The problem: Copy each line in which the string "words" occurs.

Records provided:
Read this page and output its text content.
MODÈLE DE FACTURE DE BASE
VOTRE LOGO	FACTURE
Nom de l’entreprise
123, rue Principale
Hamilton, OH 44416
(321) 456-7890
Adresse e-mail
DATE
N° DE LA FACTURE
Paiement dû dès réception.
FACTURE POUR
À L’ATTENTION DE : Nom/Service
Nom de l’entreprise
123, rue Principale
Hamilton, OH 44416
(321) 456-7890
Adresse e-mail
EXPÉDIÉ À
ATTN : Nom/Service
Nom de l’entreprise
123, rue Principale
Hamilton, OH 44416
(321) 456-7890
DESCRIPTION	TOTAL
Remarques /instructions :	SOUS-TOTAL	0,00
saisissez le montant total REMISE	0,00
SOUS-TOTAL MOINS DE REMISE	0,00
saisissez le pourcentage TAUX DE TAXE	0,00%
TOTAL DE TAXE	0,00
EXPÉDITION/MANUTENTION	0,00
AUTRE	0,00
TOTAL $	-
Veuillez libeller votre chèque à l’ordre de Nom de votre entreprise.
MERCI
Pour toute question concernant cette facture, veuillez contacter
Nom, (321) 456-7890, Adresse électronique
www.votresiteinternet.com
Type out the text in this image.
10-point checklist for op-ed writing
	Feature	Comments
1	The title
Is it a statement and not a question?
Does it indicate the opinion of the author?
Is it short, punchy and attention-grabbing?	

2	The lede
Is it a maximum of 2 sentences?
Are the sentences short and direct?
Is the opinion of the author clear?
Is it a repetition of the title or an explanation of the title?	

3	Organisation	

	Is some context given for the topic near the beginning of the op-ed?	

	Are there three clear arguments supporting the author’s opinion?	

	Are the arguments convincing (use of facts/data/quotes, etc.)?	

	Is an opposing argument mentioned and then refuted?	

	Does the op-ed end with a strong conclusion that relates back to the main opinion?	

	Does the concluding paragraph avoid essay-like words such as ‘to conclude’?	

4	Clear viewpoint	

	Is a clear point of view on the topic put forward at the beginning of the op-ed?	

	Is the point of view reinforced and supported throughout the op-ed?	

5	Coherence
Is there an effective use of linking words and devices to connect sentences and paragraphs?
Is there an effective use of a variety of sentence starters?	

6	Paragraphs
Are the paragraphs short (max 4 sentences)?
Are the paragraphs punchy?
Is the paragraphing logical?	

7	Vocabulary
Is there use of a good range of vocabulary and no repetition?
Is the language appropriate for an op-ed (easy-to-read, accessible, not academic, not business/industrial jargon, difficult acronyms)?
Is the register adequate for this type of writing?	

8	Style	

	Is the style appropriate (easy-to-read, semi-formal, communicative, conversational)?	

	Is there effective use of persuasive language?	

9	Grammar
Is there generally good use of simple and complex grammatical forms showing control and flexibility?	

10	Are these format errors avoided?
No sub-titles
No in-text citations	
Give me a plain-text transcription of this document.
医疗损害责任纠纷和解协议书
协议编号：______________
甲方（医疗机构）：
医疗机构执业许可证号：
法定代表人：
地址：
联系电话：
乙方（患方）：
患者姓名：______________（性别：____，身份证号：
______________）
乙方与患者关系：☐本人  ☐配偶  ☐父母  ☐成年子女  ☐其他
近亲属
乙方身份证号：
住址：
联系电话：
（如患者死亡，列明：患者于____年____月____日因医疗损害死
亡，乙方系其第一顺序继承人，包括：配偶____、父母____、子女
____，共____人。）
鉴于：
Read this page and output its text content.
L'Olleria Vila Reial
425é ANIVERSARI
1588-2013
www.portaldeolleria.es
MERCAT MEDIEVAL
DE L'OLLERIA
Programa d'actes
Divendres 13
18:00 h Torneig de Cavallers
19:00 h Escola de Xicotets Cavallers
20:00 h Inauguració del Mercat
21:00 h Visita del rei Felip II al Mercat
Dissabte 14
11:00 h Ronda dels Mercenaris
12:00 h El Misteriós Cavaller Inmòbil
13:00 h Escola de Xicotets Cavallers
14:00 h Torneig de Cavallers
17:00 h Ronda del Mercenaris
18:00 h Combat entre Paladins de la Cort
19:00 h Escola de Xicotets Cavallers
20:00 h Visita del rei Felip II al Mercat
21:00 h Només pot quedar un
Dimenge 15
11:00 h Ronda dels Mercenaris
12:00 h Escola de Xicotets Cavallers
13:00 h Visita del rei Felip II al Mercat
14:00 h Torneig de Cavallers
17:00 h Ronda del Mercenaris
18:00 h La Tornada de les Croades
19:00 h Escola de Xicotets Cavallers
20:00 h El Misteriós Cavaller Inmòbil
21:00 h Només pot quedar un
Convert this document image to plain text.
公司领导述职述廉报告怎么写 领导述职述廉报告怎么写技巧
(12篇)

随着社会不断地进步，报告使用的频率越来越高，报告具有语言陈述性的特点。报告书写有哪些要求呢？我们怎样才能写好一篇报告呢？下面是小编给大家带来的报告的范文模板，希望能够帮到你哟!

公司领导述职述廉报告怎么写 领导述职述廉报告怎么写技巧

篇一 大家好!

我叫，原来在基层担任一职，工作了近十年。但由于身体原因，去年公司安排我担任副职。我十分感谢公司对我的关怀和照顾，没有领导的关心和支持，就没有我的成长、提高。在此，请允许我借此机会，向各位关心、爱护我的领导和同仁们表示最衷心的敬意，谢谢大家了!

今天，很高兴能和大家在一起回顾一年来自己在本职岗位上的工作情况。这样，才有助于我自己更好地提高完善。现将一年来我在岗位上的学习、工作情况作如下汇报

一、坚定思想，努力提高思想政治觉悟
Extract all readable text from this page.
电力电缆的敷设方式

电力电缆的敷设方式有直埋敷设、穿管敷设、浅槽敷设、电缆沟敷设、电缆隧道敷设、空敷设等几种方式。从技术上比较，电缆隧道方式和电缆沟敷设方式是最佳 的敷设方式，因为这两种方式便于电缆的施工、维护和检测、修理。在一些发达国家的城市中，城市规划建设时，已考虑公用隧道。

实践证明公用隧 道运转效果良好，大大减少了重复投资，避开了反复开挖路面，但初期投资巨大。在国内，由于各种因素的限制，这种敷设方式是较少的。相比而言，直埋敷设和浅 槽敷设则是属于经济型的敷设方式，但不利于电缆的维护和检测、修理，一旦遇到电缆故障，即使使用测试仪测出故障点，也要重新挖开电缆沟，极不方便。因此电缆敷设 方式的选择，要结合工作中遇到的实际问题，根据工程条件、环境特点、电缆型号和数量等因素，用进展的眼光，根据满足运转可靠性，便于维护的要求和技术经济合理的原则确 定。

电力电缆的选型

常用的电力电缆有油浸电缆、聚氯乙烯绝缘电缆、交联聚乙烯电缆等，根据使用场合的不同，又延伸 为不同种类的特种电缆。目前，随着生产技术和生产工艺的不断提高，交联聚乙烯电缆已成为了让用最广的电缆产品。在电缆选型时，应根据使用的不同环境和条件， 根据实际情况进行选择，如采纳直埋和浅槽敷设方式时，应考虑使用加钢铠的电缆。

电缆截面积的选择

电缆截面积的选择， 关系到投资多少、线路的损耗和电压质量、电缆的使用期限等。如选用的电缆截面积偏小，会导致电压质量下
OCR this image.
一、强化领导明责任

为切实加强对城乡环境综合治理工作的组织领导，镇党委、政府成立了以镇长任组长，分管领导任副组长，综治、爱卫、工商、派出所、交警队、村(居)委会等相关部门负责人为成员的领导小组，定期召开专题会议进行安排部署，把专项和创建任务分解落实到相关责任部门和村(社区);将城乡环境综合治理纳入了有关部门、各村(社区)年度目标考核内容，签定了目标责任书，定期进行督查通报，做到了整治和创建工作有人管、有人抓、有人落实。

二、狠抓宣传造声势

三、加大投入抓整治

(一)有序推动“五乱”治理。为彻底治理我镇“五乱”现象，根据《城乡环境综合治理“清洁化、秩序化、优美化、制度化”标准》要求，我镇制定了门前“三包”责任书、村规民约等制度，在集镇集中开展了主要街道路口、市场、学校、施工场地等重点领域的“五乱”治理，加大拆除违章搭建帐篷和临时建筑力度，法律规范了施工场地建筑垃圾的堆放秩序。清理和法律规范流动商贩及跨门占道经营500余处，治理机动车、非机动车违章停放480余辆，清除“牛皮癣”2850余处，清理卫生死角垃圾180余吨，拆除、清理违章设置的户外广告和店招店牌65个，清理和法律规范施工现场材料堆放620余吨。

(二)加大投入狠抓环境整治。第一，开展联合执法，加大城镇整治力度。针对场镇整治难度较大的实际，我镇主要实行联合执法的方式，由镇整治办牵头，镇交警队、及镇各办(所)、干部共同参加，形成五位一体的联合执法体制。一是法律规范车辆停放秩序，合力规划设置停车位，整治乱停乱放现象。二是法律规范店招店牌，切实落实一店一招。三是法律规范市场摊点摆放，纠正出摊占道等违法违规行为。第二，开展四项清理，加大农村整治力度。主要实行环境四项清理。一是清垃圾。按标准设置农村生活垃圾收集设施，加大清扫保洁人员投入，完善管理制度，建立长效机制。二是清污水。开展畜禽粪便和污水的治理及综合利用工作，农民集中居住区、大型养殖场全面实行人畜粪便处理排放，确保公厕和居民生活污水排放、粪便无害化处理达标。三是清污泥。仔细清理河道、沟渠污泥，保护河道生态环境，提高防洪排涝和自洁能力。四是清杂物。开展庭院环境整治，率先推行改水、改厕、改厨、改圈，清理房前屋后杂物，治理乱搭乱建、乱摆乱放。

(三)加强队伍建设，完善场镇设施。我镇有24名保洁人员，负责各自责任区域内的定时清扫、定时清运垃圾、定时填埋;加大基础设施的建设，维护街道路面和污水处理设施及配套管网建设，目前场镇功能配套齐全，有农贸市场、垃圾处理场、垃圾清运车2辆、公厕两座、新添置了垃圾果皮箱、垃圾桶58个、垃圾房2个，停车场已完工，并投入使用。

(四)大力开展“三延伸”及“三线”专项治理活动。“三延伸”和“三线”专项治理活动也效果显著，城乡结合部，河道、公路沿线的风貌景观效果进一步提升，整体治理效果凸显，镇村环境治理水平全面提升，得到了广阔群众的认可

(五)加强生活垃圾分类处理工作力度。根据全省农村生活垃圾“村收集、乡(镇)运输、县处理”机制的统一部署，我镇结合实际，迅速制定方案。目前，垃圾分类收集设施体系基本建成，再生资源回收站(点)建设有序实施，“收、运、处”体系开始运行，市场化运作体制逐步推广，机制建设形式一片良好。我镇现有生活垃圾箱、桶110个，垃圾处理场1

Response to this exercise:
	Does the concluding paragraph avoid essay-like words such as ‘to conclude’?	
Is there an effective use of linking words and devices to connect sentences and paragraphs?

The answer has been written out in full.